**Stored records:**
━━━━━━━━━━━━━━━━━━━━━━━━━━━━━━
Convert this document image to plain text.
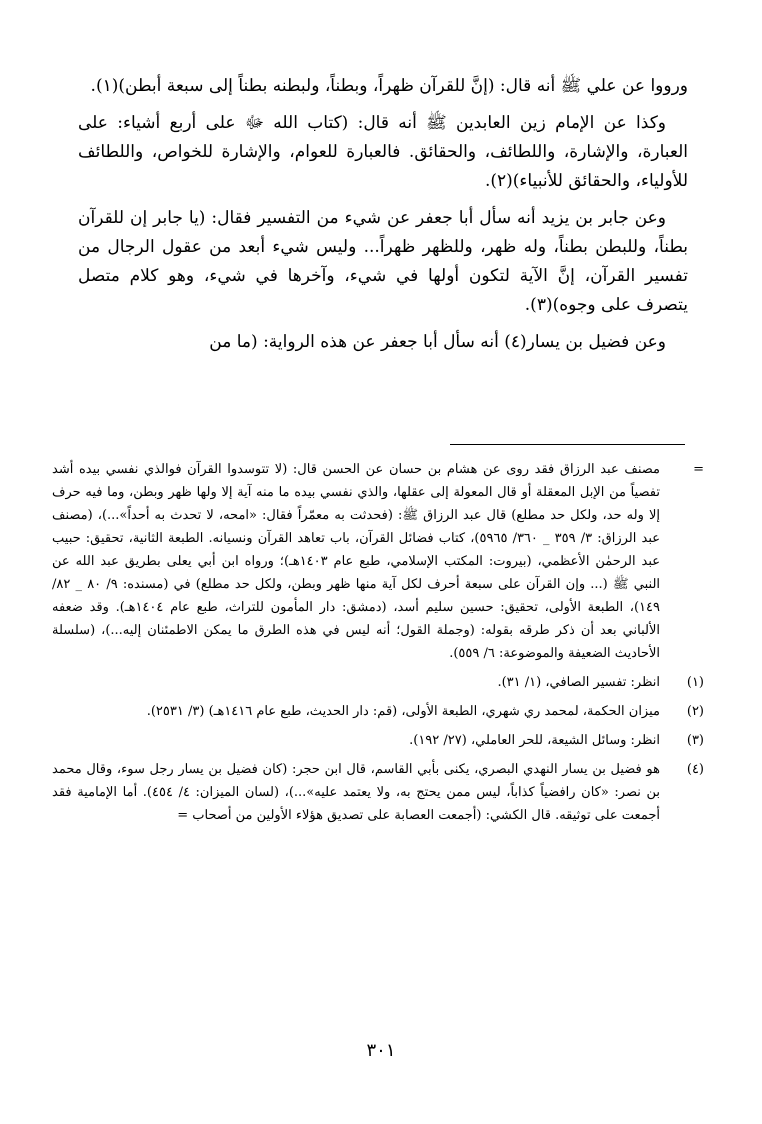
ورووا عن علي ﷺ أنه قال: (إنَّ للقرآن ظهراً، وبطناً، ولبطنه بطناً إلى سبعة أبطن)(١).

وكذا عن الإمام زين العابدين ﷺ أنه قال: (كتاب الله ﷻ على أربع أشياء: على العبارة، والإشارة، واللطائف، والحقائق. فالعبارة للعوام، والإشارة للخواص، واللطائف للأولياء، والحقائق للأنبياء)(٢).

وعن جابر بن يزيد أنه سأل أبا جعفر عن شيء من التفسير فقال: (يا جابر إن للقرآن بطناً، وللبطن بطناً، وله ظهر، وللظهر ظهراً... وليس شيء أبعد من عقول الرجال من تفسير القرآن، إنَّ الآية لتكون أولها في شيء، وآخرها في شيء، وهو كلام متصل يتصرف على وجوه)(٣).

وعن فضيل بن يسار(٤) أنه سأل أبا جعفر عن هذه الرواية: (ما من

=
مصنف عبد الرزاق فقد روى عن هشام بن حسان عن الحسن قال: (لا تتوسدوا القرآن فوالذي نفسي بيده أشد تفصياً من الإبل المعقلة أو قال المعولة إلى عقلها، والذي نفسي بيده ما منه آية إلا ولها ظهر وبطن، وما فيه حرف إلا وله حد، ولكل حد مطلع) قال عبد الرزاق ﷺ: (فحدثت به معمّراً فقال: «امحه، لا تحدث به أحداً»...)، (مصنف عبد الرزاق: ٣/ ٣٥٩ _ ٣٦٠/ ٥٩٦٥)، كتاب فضائل القرآن، باب تعاهد القرآن ونسيانه. الطبعة الثانية، تحقيق: حبيب عبد الرحمٰن الأعظمي، (بيروت: المكتب الإسلامي، طبع عام ١٤٠٣هـ)؛ ورواه ابن أبي يعلى بطريق عبد الله عن النبي ﷺ (... وإن القرآن على سبعة أحرف لكل آية منها ظهر وبطن، ولكل حد مطلع) في (مسنده: ٩/ ٨٠ _ ٨٢/ ١٤٩)، الطبعة الأولى، تحقيق: حسين سليم أسد، (دمشق: دار المأمون للتراث، طبع عام ١٤٠٤هـ). وقد ضعفه الألباني بعد أن ذكر طرقه بقوله: (وجملة القول؛ أنه ليس في هذه الطرق ما يمكن الاطمئنان إليه...)، (سلسلة الأحاديث الضعيفة والموضوعة: ٦/ ٥٥٩).
(١)
انظر: تفسير الصافي، (١/ ٣١).
(٢)
ميزان الحكمة، لمحمد ري شهري، الطبعة الأولى، (قم: دار الحديث، طبع عام ١٤١٦هـ) (٣/ ٢٥٣١).
(٣)
انظر: وسائل الشيعة، للحر العاملي، (٢٧/ ١٩٢).
(٤)
هو فضيل بن يسار النهدي البصري، يكنى بأبي القاسم، قال ابن حجر: (كان فضيل بن يسار رجل سوء، وقال محمد بن نصر: «كان رافضياً كذاباً، ليس ممن يحتج به، ولا يعتمد عليه»...)، (لسان الميزان: ٤/ ٤٥٤). أما الإمامية فقد أجمعت على توثيقه. قال الكشي: (أجمعت العصابة على تصديق هؤلاء الأولين من أصحاب =
٣٠١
━━━━━━━━━━━━━━━━━━━━━━━━━━━━━━
**SHORT TASK:** Copy out all the entries exactly. Images stay out of the copy.

**EXERCISE OUTPUT:**
Convert this document image to plain text.
ورووا عن علي ﷺ أنه قال: (إنَّ للقرآن ظهراً، وبطناً، ولبطنه بطناً إلى سبعة أبطن)(١).

وكذا عن الإمام زين العابدين ﷺ أنه قال: (كتاب الله ﷻ على أربع أشياء: على العبارة، والإشارة، واللطائف، والحقائق. فالعبارة للعوام، والإشارة للخواص، واللطائف للأولياء، والحقائق للأنبياء)(٢).

وعن جابر بن يزيد أنه سأل أبا جعفر عن شيء من التفسير فقال: (يا جابر إن للقرآن بطناً، وللبطن بطناً، وله ظهر، وللظهر ظهراً... وليس شيء أبعد من عقول الرجال من تفسير القرآن، إنَّ الآية لتكون أولها في شيء، وآخرها في شيء، وهو كلام متصل يتصرف على وجوه)(٣).

وعن فضيل بن يسار(٤) أنه سأل أبا جعفر عن هذه الرواية: (ما من

=
مصنف عبد الرزاق فقد روى عن هشام بن حسان عن الحسن قال: (لا تتوسدوا القرآن فوالذي نفسي بيده أشد تفصياً من الإبل المعقلة أو قال المعولة إلى عقلها، والذي نفسي بيده ما منه آية إلا ولها ظهر وبطن، وما فيه حرف إلا وله حد، ولكل حد مطلع) قال عبد الرزاق ﷺ: (فحدثت به معمّراً فقال: «امحه، لا تحدث به أحداً»...)، (مصنف عبد الرزاق: ٣/ ٣٥٩ _ ٣٦٠/ ٥٩٦٥)، كتاب فضائل القرآن، باب تعاهد القرآن ونسيانه. الطبعة الثانية، تحقيق: حبيب عبد الرحمٰن الأعظمي، (بيروت: المكتب الإسلامي، طبع عام ١٤٠٣هـ)؛ ورواه ابن أبي يعلى بطريق عبد الله عن النبي ﷺ (... وإن القرآن على سبعة أحرف لكل آية منها ظهر وبطن، ولكل حد مطلع) في (مسنده: ٩/ ٨٠ _ ٨٢/ ١٤٩)، الطبعة الأولى، تحقيق: حسين سليم أسد، (دمشق: دار المأمون للتراث، طبع عام ١٤٠٤هـ). وقد ضعفه الألباني بعد أن ذكر طرقه بقوله: (وجملة القول؛ أنه ليس في هذه الطرق ما يمكن الاطمئنان إليه...)، (سلسلة الأحاديث الضعيفة والموضوعة: ٦/ ٥٥٩).
(١)
انظر: تفسير الصافي، (١/ ٣١).
(٢)
ميزان الحكمة، لمحمد ري شهري، الطبعة الأولى، (قم: دار الحديث، طبع عام ١٤١٦هـ) (٣/ ٢٥٣١).
(٣)
انظر: وسائل الشيعة، للحر العاملي، (٢٧/ ١٩٢).
(٤)
هو فضيل بن يسار النهدي البصري، يكنى بأبي القاسم، قال ابن حجر: (كان فضيل بن يسار رجل سوء، وقال محمد بن نصر: «كان رافضياً كذاباً، ليس ممن يحتج به، ولا يعتمد عليه»...)، (لسان الميزان: ٤/ ٤٥٤). أما الإمامية فقد أجمعت على توثيقه. قال الكشي: (أجمعت العصابة على تصديق هؤلاء الأولين من أصحاب =
٣٠١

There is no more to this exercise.